本文抜粋:
###
本

『ロビンソン・クルーソー(上)』

ホンとの本

『ロビンソン・クルーソー(上)』
デフォー
平井正穂訳
岩波文庫
\945
2012.11.

 元々1967年発行の文庫だが、2012年に改版されている。
 名作であり、誰もがその名を知る本である。が、そのことと、実際に読まれていることとはまた別である。歴史の中で文化項目として挙げられる文学作品など、実のところ殆ど読まれているわけではない。もはや明治の文豪ですら、ただの古典であり、自分が読書の対象とするような性格のものではないらしい。
 私もご多分に漏れずそうなのだが、たしかにこのように長い作品となると、覚悟をして読み始めなければならないものである。しばらくの間これに差し向かいになるための持続的な熱意のようなものが必要になる。これはかなりエネルギーを要するものである。しかしえてして、一度その世界に入ってしまえば、けっこう楽しめるものだ。名作と呼ばれるものには、それだけの魅力と価値がある。
###
提示リスト:
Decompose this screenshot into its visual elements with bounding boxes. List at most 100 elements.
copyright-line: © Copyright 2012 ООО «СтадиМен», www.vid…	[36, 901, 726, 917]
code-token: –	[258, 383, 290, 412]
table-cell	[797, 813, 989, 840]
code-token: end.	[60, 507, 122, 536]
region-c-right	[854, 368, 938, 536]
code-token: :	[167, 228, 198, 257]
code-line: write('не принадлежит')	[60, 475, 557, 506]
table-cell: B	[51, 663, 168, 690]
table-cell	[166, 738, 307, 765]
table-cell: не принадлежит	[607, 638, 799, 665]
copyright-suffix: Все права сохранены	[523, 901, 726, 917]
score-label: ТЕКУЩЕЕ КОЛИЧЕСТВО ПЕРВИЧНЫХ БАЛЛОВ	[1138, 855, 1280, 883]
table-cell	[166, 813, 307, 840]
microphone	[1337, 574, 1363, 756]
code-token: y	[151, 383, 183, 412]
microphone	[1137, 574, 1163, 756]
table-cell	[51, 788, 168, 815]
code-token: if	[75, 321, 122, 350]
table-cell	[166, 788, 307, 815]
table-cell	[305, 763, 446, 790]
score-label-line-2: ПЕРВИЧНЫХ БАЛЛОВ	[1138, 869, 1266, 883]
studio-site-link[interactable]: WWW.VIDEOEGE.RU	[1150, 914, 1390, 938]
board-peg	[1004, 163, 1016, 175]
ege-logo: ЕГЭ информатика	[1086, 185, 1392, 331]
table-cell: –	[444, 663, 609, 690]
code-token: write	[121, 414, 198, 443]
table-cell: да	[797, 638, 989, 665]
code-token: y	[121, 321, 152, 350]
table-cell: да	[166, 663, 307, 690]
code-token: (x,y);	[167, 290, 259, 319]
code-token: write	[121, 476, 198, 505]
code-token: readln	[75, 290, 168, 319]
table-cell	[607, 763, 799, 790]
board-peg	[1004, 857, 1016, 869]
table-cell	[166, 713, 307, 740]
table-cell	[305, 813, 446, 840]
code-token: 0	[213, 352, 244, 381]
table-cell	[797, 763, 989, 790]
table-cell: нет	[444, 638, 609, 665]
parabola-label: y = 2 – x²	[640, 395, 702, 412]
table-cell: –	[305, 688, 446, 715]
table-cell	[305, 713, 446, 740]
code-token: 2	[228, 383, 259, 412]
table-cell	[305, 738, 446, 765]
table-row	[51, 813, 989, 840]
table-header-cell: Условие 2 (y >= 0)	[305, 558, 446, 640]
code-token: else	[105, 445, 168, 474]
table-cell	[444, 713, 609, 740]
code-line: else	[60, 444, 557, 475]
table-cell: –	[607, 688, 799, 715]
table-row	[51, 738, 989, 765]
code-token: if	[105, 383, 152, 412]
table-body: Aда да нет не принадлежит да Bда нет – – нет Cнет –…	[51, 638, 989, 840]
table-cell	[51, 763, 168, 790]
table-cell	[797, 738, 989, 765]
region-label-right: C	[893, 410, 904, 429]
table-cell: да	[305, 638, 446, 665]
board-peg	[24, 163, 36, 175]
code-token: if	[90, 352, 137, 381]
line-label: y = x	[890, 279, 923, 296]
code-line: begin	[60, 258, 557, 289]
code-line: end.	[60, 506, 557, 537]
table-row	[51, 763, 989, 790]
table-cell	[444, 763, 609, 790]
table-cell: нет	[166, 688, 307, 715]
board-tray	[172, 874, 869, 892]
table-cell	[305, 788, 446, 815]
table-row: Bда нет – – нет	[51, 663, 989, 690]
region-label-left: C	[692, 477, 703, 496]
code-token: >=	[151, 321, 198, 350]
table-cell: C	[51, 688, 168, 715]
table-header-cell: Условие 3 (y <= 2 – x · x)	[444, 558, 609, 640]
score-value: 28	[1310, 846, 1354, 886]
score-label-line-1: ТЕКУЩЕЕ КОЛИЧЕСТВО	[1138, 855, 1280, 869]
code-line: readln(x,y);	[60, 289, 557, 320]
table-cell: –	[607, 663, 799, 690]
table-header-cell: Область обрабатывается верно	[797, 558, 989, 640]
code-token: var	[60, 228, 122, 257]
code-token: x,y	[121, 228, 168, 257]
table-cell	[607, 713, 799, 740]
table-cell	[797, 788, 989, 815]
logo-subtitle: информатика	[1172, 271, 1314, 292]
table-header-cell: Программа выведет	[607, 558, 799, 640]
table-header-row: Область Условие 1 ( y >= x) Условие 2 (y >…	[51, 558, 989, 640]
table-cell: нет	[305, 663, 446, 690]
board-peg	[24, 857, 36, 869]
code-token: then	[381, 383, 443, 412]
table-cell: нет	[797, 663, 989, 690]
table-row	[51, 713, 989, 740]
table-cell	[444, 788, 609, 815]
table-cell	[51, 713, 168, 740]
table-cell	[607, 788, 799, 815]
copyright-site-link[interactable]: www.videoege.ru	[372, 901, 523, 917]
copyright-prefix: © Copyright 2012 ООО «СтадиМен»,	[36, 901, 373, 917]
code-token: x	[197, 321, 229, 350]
###
実施課題:
A: リストの先頭行から「score-label: ТЕКУЩЕЕ КОЛИЧЕСТВО」を含む行までを、両端の行も含めて一字一句変えずに複製せよ。
B: 『ロビンソン・クルーソー(上)』を取り上げた本文の続きを、最後の文の後から書き進めよ。
本文とリストの間には関連がない。

課題別解答:
A:
Decompose this screenshot into its visual elements with bounding boxes. List at most 100 elements.
copyright-line: © Copyright 2012 ООО «СтадиМен», www.vid…	[36, 901, 726, 917]
code-token: –	[258, 383, 290, 412]
table-cell	[797, 813, 989, 840]
code-token: end.	[60, 507, 122, 536]
region-c-right	[854, 368, 938, 536]
code-token: :	[167, 228, 198, 257]
code-line: write('не принадлежит')	[60, 475, 557, 506]
table-cell: B	[51, 663, 168, 690]
table-cell	[166, 738, 307, 765]
table-cell: не принадлежит	[607, 638, 799, 665]
copyright-suffix: Все права сохранены	[523, 901, 726, 917]
score-label: ТЕКУЩЕЕ КОЛИЧЕСТВО ПЕРВИЧНЫХ БАЛЛОВ	[1138, 855, 1280, 883]

B:
 ガリバー旅行記のような、諷刺でもあるのかと思ったら、そうとまでは言えなさそうだ。むしろ、このガリバーのほうは、このロビンソン・クルーソーから刺激を受けたのではないかとさえ思われる。
 南海の孤島にひとり置かれたロビンソン。その一人語りで物語は展開する。父親の忠言に逆らい、家を飛び出す放蕩ぶりがその冒頭のかなりの部分である。若気の故に世界へ出るのが自分の唯一の道だと思い込み、海へ出るのだが、幾度の苦難をも越えてまたさらに欲を出したようなところへ、ついに孤島生活を強いられるようになってしまう。
 ロビンソン・クルーソーというと、何もかも自力で生活を組み立てたかのような印象があるが、そうではない。投げ出された船の備品を効果的に用い、またラム酒などは実に長きにわたって保っている。もちろん、現地の木材などを用いて居を構えることもするし、動物の肉を食むわけだが、原始時代の生活をゼロからスタートしたというイメージは払拭すべきである。
 問題は、そのようなサバイバルそのものにあるのではない。物語ではさほど強調されていないが、孤独であるということをしみじみと感じざるをえない状況がここにある。それはまるで、このロビンソンがそういう目に遭って気の毒に、というものではなく、そもそも私たち人間すべてが、そのような孤として生きているのではないかと思わせるかのようである。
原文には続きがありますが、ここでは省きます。